Leave out the pictures and retype exactly the lines from the line with "Read out every word on this page." through the end of the listing below.
[START Data lines]
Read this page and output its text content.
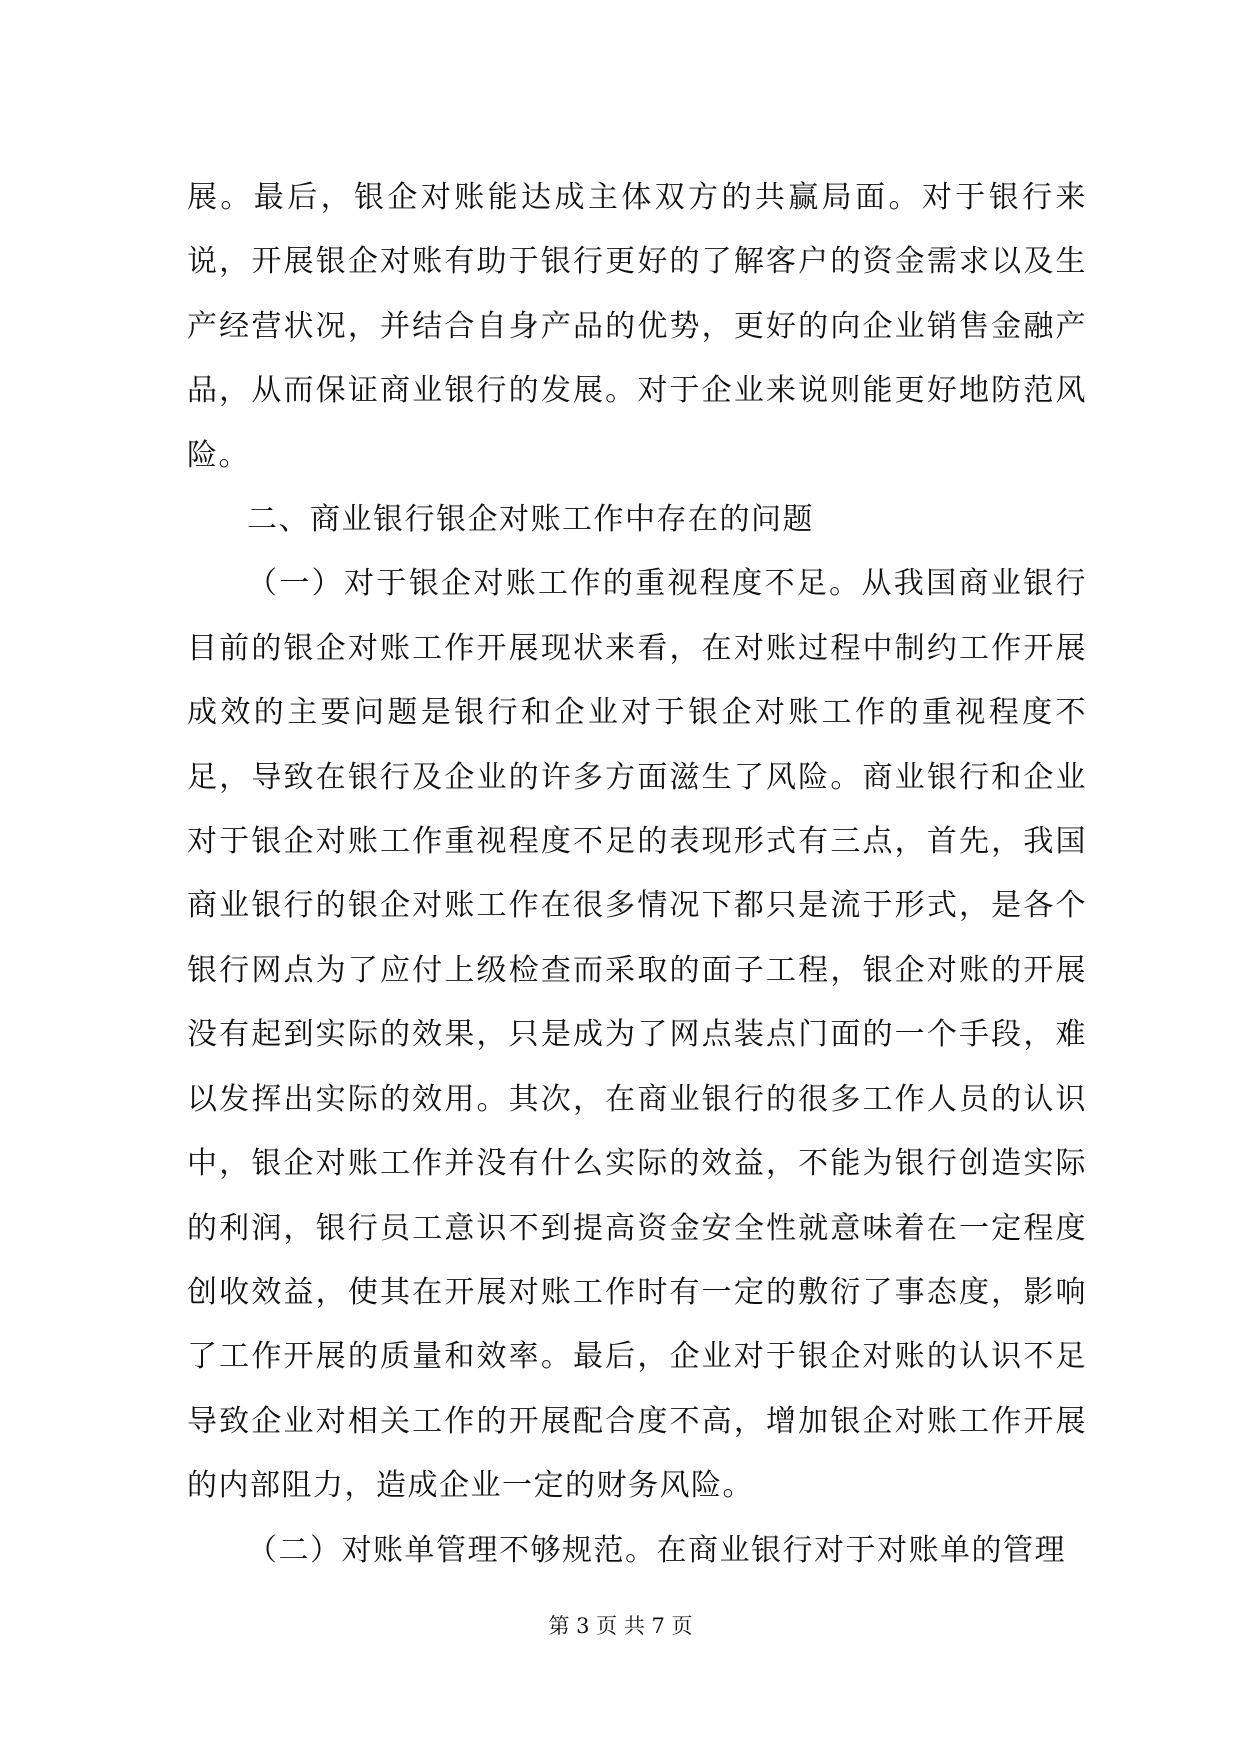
展。最后，银企对账能达成主体双方的共赢局面。对于银行来说，开展银企对账有助于银行更好的了解客户的资金需求以及生产经营状况，并结合自身产品的优势，更好的向企业销售金融产品，从而保证商业银行的发展。对于企业来说则能更好地防范风险。

二、商业银行银企对账工作中存在的问题

（一）对于银企对账工作的重视程度不足。从我国商业银行目前的银企对账工作开展现状来看，在对账过程中制约工作开展成效的主要问题是银行和企业对于银企对账工作的重视程度不足，导致在银行及企业的许多方面滋生了风险。商业银行和企业对于银企对账工作重视程度不足的表现形式有三点，首先，我国商业银行的银企对账工作在很多情况下都只是流于形式，是各个银行网点为了应付上级检查而采取的面子工程，银企对账的开展没有起到实际的效果，只是成为了网点装点门面的一个手段，难以发挥出实际的效用。其次，在商业银行的很多工作人员的认识中，银企对账工作并没有什么实际的效益，不能为银行创造实际的利润，银行员工意识不到提高资金安全性就意味着在一定程度创收效益，使其在开展对账工作时有一定的敷衍了事态度，影响了工作开展的质量和效率。最后，企业对于银企对账的认识不足导致企业对相关工作的开展配合度不高，增加银企对账工作开展的内部阻力，造成企业一定的财务风险。

（二）对账单管理不够规范。在商业银行对于对账单的管理

第 3 页 共 7 页
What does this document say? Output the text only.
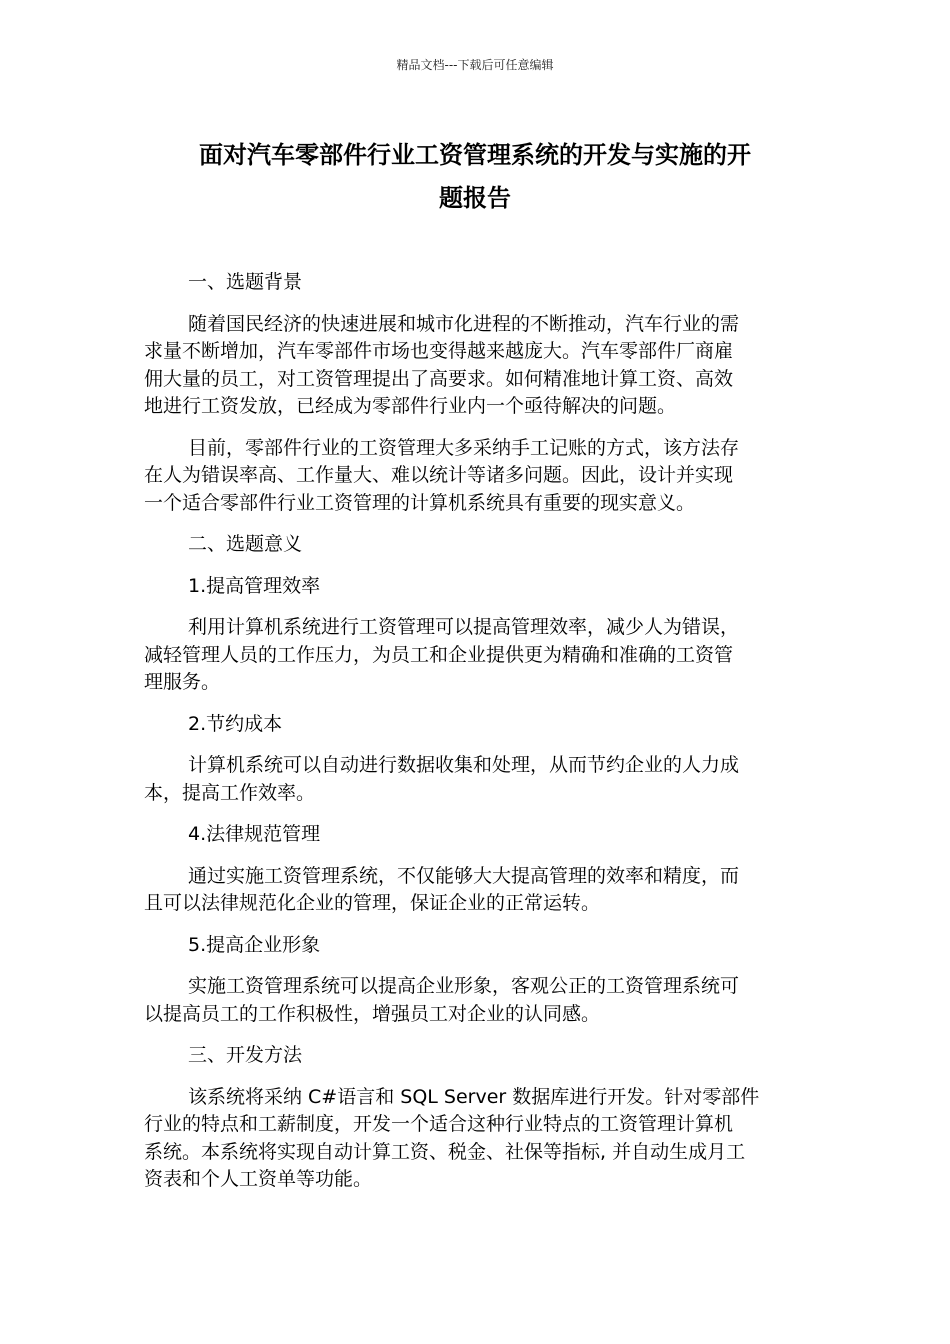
精品文档---下载后可任意编辑
面对汽车零部件行业工资管理系统的开发与实施的开
题报告

一、选题背景

随着国民经济的快速进展和城市化进程的不断推动，汽车行业的需
求量不断增加，汽车零部件市场也变得越来越庞大。汽车零部件厂商雇
佣大量的员工，对工资管理提出了高要求。如何精准地计算工资、高效
地进行工资发放，已经成为零部件行业内一个亟待解决的问题。

目前，零部件行业的工资管理大多采纳手工记账的方式，该方法存
在人为错误率高、工作量大、难以统计等诸多问题。因此，设计并实现
一个适合零部件行业工资管理的计算机系统具有重要的现实意义。

二、选题意义

1.提高管理效率

利用计算机系统进行工资管理可以提高管理效率，减少人为错误，
减轻管理人员的工作压力，为员工和企业提供更为精确和准确的工资管
理服务。

2.节约成本

计算机系统可以自动进行数据收集和处理，从而节约企业的人力成
本，提高工作效率。

4.法律规范管理

通过实施工资管理系统，不仅能够大大提高管理的效率和精度，而
且可以法律规范化企业的管理，保证企业的正常运转。

5.提高企业形象

实施工资管理系统可以提高企业形象，客观公正的工资管理系统可
以提高员工的工作积极性，增强员工对企业的认同感。

三、开发方法

该系统将采纳 C#语言和 SQL Server 数据库进行开发。针对零部件
行业的特点和工薪制度，开发一个适合这种行业特点的工资管理计算机
系统。本系统将实现自动计算工资、税金、社保等指标, 并自动生成月工
资表和个人工资单等功能。
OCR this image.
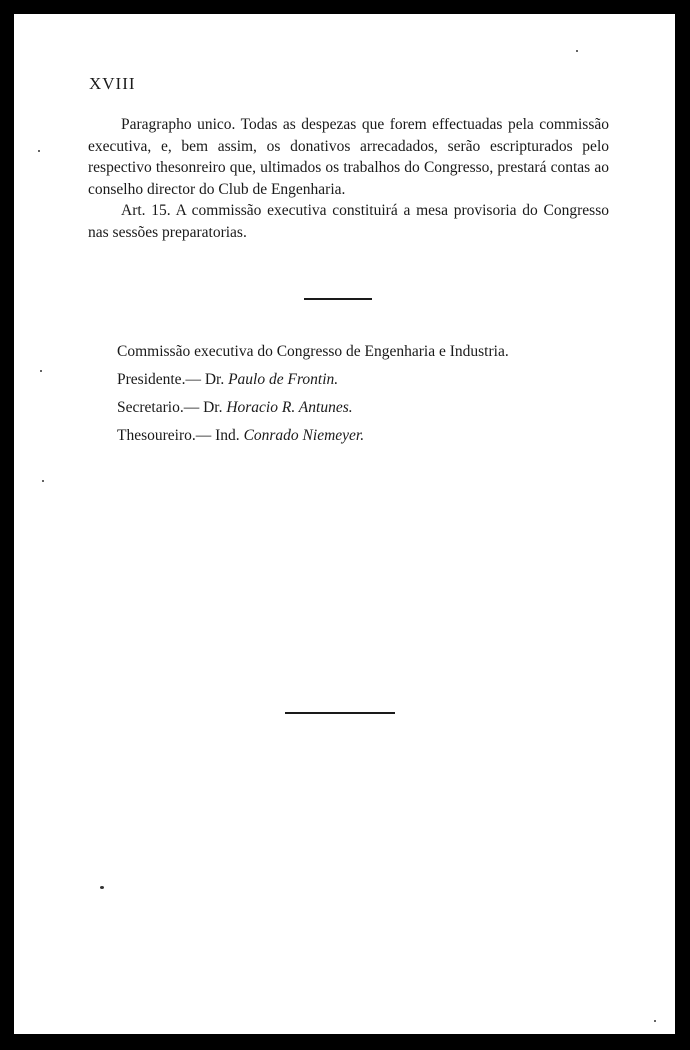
XVIII

Paragrapho unico. Todas as despezas que forem effectuadas pela commissão executiva, e, bem assim, os donativos arrecadados, serão escripturados pelo respectivo thesonreiro que, ultimados os trabalhos do Congresso, prestará contas ao conselho director do Club de Engenharia.

Art. 15. A commissão executiva constituirá a mesa provisoria do Congresso nas sessões preparatorias.

Commissão executiva do Congresso de Engenharia e Industria.
Presidente.— Dr. Paulo de Frontin.
Secretario.— Dr. Horacio R. Antunes.
Thesoureiro.— Ind. Conrado Niemeyer.
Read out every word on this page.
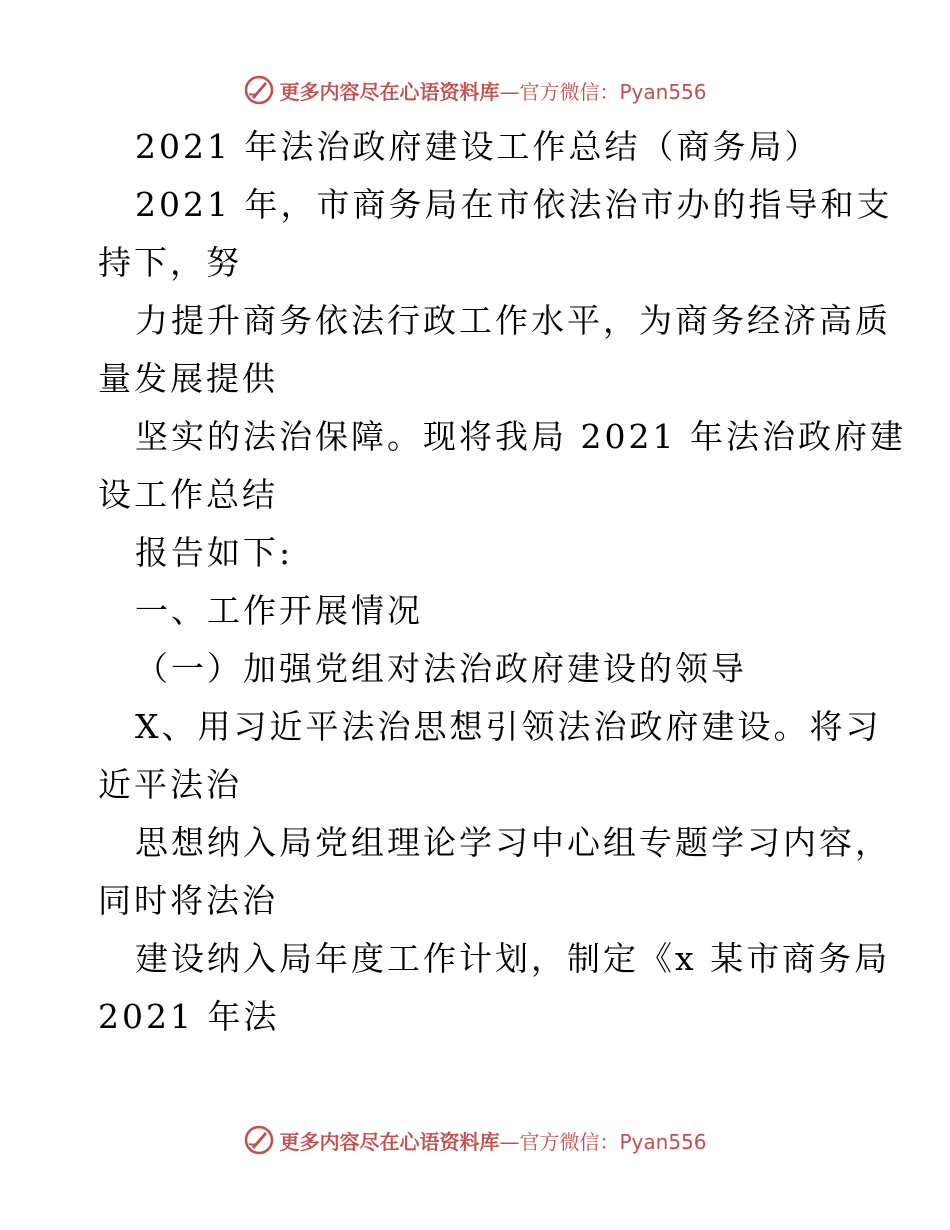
更多内容尽在心语资料库—官方微信：Pyan556
2021 年法治政府建设工作总结（商务局）
2021 年，市商务局在市依法治市办的指导和支
持下，努
力提升商务依法行政工作水平，为商务经济高质
量发展提供
坚实的法治保障。现将我局 2021 年法治政府建
设工作总结
报告如下:
一、工作开展情况
（一）加强党组对法治政府建设的领导
X、用习近平法治思想引领法治政府建设。将习
近平法治
思想纳入局党组理论学习中心组专题学习内容，
同时将法治
建设纳入局年度工作计划，制定《x 某市商务局
2021 年法
更多内容尽在心语资料库—官方微信：Pyan556
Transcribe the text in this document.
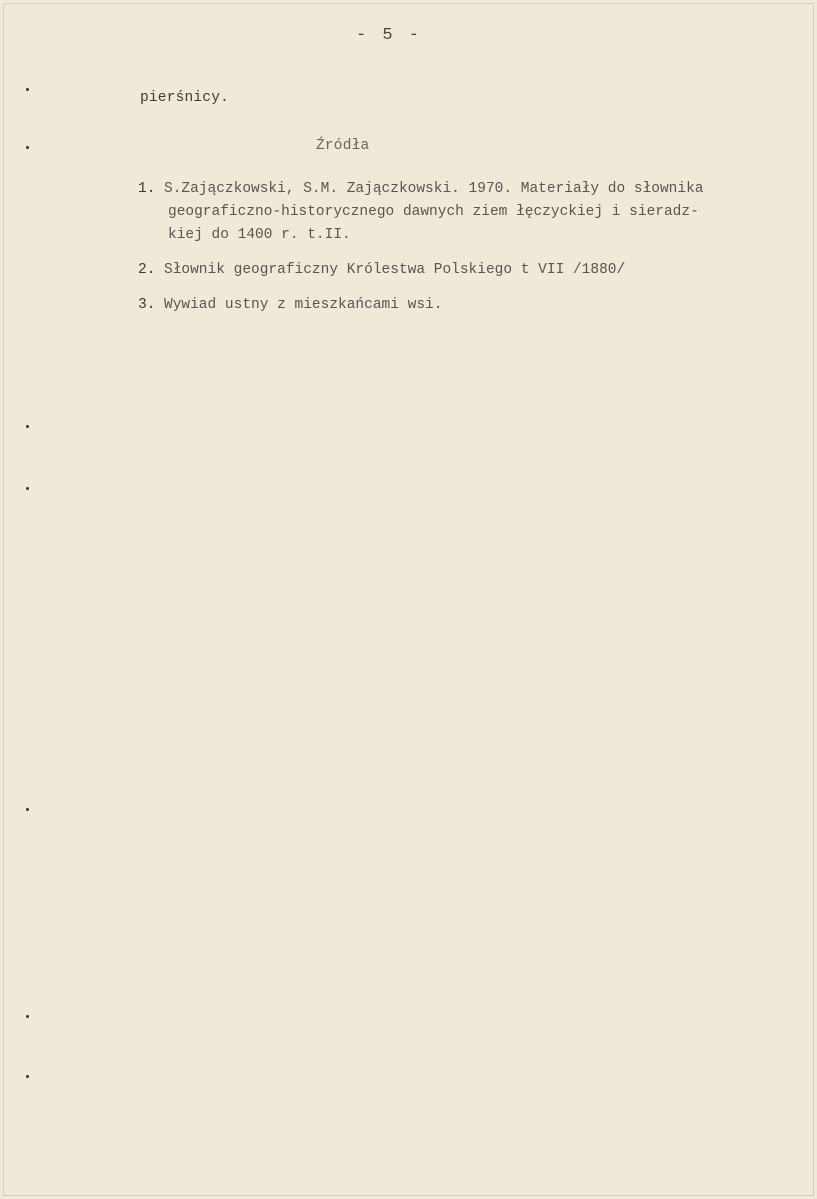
- 5 -
pierśnicy.
Źródła
1. S.Zajączkowski, S.M. Zajączkowski. 1970. Materiały do słownika
geograficzno-historycznego dawnych ziem łęczyckiej i sieradz-
kiej do 1400 r. t.II.
2. Słownik geograficzny Królestwa Polskiego t VII /1880/
3. Wywiad ustny z mieszkańcami wsi.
[END Data lines]
> _Task output_:
Read out every word on this page.
更多内容尽在心语资料库—官方微信：Pyan556
2021 年法治政府建设工作总结（商务局）
2021 年，市商务局在市依法治市办的指导和支
持下，努
力提升商务依法行政工作水平，为商务经济高质
量发展提供
坚实的法治保障。现将我局 2021 年法治政府建
设工作总结
报告如下:
一、工作开展情况
（一）加强党组对法治政府建设的领导
X、用习近平法治思想引领法治政府建设。将习
近平法治
思想纳入局党组理论学习中心组专题学习内容，
同时将法治
建设纳入局年度工作计划，制定《x 某市商务局
2021 年法
更多内容尽在心语资料库—官方微信：Pyan556
Transcribe the text in this document.
- 5 -
pierśnicy.
Źródła
1. S.Zajączkowski, S.M. Zajączkowski. 1970. Materiały do słownika
geograficzno-historycznego dawnych ziem łęczyckiej i sieradz-
kiej do 1400 r. t.II.
2. Słownik geograficzny Królestwa Polskiego t VII /1880/
3. Wywiad ustny z mieszkańcami wsi.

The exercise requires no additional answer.